Please edit the items from the first one up to and including the line with "watermark-text: TheBottleneck.com xyxy=(600,6,788,29)", replacing "plot-area" with "plotting-region" and leaving everything else unchanged.

----- Data lines -----

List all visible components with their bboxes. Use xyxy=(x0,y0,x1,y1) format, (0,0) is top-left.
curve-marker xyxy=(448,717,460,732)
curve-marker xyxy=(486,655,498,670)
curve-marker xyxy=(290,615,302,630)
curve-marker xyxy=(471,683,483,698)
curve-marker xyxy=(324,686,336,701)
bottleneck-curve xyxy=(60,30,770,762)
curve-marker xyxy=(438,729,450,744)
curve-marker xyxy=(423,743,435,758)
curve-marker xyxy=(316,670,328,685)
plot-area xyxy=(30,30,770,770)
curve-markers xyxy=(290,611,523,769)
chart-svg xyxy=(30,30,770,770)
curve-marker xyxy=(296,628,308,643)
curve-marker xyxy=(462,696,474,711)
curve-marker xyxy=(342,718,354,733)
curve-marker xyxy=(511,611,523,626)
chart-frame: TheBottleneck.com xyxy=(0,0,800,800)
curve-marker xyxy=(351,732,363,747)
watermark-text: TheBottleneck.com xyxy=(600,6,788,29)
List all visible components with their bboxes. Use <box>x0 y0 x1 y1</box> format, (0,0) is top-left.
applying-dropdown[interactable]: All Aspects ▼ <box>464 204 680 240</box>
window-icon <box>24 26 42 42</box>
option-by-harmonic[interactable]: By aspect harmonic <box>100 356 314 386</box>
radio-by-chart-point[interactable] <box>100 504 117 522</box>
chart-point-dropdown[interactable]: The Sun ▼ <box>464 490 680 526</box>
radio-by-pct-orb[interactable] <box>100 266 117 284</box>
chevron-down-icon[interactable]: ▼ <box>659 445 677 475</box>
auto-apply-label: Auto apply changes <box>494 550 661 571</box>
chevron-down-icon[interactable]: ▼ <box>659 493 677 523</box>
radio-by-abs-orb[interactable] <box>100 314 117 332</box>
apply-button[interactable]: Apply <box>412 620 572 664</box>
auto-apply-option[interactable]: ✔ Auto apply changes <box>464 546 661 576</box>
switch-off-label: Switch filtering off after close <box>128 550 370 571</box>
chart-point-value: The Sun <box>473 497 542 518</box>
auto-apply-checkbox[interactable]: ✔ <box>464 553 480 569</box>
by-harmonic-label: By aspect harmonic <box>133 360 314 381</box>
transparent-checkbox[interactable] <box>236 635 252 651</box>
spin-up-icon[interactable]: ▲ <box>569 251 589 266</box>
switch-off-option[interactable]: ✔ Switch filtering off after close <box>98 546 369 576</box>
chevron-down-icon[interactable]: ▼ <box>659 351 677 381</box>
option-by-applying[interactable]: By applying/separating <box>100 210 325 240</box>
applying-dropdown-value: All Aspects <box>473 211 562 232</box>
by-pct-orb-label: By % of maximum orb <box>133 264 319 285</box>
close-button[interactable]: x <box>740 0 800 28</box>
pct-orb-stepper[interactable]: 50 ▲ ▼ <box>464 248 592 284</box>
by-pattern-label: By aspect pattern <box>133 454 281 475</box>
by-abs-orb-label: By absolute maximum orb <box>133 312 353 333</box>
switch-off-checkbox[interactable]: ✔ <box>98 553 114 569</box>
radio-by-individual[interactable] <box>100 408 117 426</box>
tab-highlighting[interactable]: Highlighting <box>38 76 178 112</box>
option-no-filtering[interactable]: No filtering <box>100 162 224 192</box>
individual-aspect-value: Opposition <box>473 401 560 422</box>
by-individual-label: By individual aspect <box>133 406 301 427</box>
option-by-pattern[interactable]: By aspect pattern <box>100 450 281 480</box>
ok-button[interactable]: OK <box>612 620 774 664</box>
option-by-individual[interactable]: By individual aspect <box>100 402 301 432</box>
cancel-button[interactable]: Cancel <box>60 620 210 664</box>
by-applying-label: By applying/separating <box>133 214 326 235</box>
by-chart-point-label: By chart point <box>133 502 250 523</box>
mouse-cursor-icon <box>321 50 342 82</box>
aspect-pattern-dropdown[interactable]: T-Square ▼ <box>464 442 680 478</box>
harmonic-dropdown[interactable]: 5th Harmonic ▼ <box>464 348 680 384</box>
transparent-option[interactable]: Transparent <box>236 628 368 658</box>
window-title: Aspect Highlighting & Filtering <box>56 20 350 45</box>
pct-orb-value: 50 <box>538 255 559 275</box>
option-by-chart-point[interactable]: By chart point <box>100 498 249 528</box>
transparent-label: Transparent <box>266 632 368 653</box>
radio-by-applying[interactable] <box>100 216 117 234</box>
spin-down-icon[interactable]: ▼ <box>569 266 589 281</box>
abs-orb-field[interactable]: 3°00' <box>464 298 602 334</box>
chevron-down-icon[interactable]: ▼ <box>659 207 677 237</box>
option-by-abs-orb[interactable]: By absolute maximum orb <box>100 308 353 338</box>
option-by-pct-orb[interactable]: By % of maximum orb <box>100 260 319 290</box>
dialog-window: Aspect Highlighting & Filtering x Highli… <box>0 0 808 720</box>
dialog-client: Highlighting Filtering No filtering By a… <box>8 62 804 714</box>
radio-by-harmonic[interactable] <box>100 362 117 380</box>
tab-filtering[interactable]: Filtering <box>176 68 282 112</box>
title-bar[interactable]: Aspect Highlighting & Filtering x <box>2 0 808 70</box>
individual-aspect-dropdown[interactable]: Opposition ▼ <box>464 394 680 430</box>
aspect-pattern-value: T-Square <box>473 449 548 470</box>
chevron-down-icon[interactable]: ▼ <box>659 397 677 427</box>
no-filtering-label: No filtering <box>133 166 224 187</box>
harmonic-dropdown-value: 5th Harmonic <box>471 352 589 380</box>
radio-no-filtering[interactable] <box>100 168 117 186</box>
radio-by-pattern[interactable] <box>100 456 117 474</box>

-----

• Exercise output
List all visible components with their bboxes. Use xyxy=(x0,y0,x1,y1) format, (0,0) is top-left.
curve-marker xyxy=(448,717,460,732)
curve-marker xyxy=(486,655,498,670)
curve-marker xyxy=(290,615,302,630)
curve-marker xyxy=(471,683,483,698)
curve-marker xyxy=(324,686,336,701)
bottleneck-curve xyxy=(60,30,770,762)
curve-marker xyxy=(438,729,450,744)
curve-marker xyxy=(423,743,435,758)
curve-marker xyxy=(316,670,328,685)
plotting-region xyxy=(30,30,770,770)
curve-markers xyxy=(290,611,523,769)
chart-svg xyxy=(30,30,770,770)
curve-marker xyxy=(296,628,308,643)
curve-marker xyxy=(462,696,474,711)
curve-marker xyxy=(342,718,354,733)
curve-marker xyxy=(511,611,523,626)
chart-frame: TheBottleneck.com xyxy=(0,0,800,800)
curve-marker xyxy=(351,732,363,747)
watermark-text: TheBottleneck.com xyxy=(600,6,788,29)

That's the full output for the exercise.